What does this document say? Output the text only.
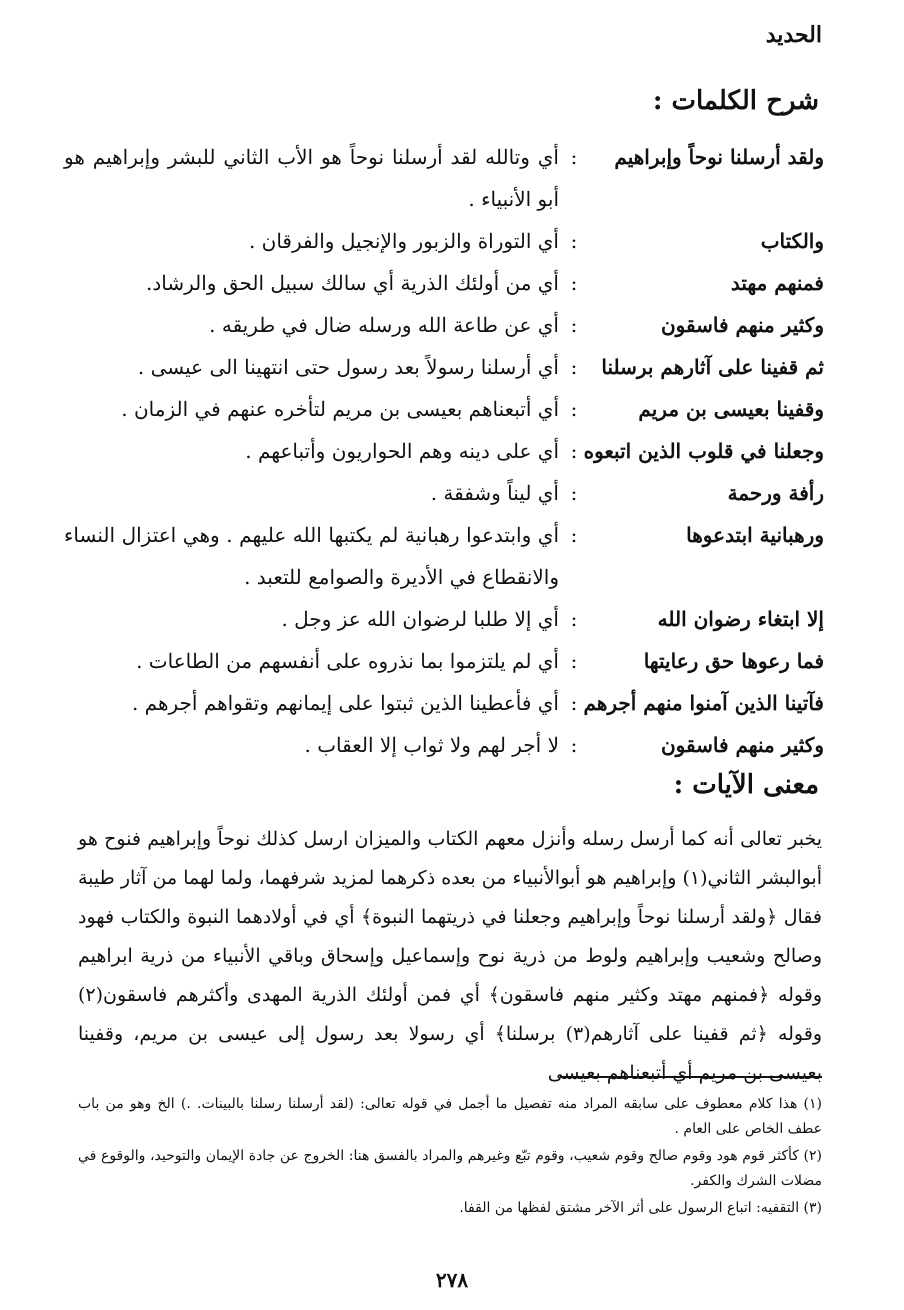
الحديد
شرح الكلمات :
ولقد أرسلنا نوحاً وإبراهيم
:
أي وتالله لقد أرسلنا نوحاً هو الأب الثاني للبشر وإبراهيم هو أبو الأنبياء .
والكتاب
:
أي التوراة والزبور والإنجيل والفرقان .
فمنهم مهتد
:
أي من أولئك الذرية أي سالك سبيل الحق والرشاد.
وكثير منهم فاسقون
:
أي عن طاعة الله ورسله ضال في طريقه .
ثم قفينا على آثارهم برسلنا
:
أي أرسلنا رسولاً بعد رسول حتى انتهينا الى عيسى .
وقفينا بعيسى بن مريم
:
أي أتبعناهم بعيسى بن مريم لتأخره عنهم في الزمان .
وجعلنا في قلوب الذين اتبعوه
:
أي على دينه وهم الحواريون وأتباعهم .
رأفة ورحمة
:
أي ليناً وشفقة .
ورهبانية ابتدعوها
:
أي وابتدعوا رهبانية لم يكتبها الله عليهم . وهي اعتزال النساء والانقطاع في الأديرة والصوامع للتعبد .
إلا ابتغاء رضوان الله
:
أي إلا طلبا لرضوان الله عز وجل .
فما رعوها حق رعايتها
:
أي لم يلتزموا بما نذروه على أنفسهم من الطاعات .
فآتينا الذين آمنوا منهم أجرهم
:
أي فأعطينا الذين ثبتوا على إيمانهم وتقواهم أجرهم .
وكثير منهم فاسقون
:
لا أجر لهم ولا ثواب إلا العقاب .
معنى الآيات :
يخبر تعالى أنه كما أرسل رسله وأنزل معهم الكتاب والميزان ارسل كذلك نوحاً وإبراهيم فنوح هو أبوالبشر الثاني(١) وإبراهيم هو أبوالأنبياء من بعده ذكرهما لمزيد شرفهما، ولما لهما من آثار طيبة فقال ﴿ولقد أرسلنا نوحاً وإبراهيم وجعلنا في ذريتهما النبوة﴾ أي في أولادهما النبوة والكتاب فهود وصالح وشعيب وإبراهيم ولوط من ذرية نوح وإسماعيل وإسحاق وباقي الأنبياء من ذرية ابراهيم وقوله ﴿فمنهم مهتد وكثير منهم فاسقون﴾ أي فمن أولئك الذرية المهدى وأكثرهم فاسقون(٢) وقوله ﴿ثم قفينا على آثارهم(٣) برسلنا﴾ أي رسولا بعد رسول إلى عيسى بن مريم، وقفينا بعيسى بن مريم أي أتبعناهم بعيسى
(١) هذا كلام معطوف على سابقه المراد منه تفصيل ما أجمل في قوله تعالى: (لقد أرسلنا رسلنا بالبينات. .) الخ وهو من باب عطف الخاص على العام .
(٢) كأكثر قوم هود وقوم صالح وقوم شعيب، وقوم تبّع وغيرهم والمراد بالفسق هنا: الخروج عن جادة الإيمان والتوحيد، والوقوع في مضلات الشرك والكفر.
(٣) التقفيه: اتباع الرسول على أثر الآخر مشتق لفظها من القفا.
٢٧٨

════════════════

> **DIRECTIONS**
Every entry above needs to be retyped exactly; drop the pictures.

> **TASK ANSWER**
What does this document say? Output the text only.
الحديد
شرح الكلمات :
ولقد أرسلنا نوحاً وإبراهيم
:
أي وتالله لقد أرسلنا نوحاً هو الأب الثاني للبشر وإبراهيم هو أبو الأنبياء .
والكتاب
:
أي التوراة والزبور والإنجيل والفرقان .
فمنهم مهتد
:
أي من أولئك الذرية أي سالك سبيل الحق والرشاد.
وكثير منهم فاسقون
:
أي عن طاعة الله ورسله ضال في طريقه .
ثم قفينا على آثارهم برسلنا
:
أي أرسلنا رسولاً بعد رسول حتى انتهينا الى عيسى .
وقفينا بعيسى بن مريم
:
أي أتبعناهم بعيسى بن مريم لتأخره عنهم في الزمان .
وجعلنا في قلوب الذين اتبعوه
:
أي على دينه وهم الحواريون وأتباعهم .
رأفة ورحمة
:
أي ليناً وشفقة .
ورهبانية ابتدعوها
:
أي وابتدعوا رهبانية لم يكتبها الله عليهم . وهي اعتزال النساء والانقطاع في الأديرة والصوامع للتعبد .
إلا ابتغاء رضوان الله
:
أي إلا طلبا لرضوان الله عز وجل .
فما رعوها حق رعايتها
:
أي لم يلتزموا بما نذروه على أنفسهم من الطاعات .
فآتينا الذين آمنوا منهم أجرهم
:
أي فأعطينا الذين ثبتوا على إيمانهم وتقواهم أجرهم .
وكثير منهم فاسقون
:
لا أجر لهم ولا ثواب إلا العقاب .
معنى الآيات :
يخبر تعالى أنه كما أرسل رسله وأنزل معهم الكتاب والميزان ارسل كذلك نوحاً وإبراهيم فنوح هو أبوالبشر الثاني(١) وإبراهيم هو أبوالأنبياء من بعده ذكرهما لمزيد شرفهما، ولما لهما من آثار طيبة فقال ﴿ولقد أرسلنا نوحاً وإبراهيم وجعلنا في ذريتهما النبوة﴾ أي في أولادهما النبوة والكتاب فهود وصالح وشعيب وإبراهيم ولوط من ذرية نوح وإسماعيل وإسحاق وباقي الأنبياء من ذرية ابراهيم وقوله ﴿فمنهم مهتد وكثير منهم فاسقون﴾ أي فمن أولئك الذرية المهدى وأكثرهم فاسقون(٢) وقوله ﴿ثم قفينا على آثارهم(٣) برسلنا﴾ أي رسولا بعد رسول إلى عيسى بن مريم، وقفينا بعيسى بن مريم أي أتبعناهم بعيسى
(١) هذا كلام معطوف على سابقه المراد منه تفصيل ما أجمل في قوله تعالى: (لقد أرسلنا رسلنا بالبينات. .) الخ وهو من باب عطف الخاص على العام .
(٢) كأكثر قوم هود وقوم صالح وقوم شعيب، وقوم تبّع وغيرهم والمراد بالفسق هنا: الخروج عن جادة الإيمان والتوحيد، والوقوع في مضلات الشرك والكفر.
(٣) التقفيه: اتباع الرسول على أثر الآخر مشتق لفظها من القفا.
٢٧٨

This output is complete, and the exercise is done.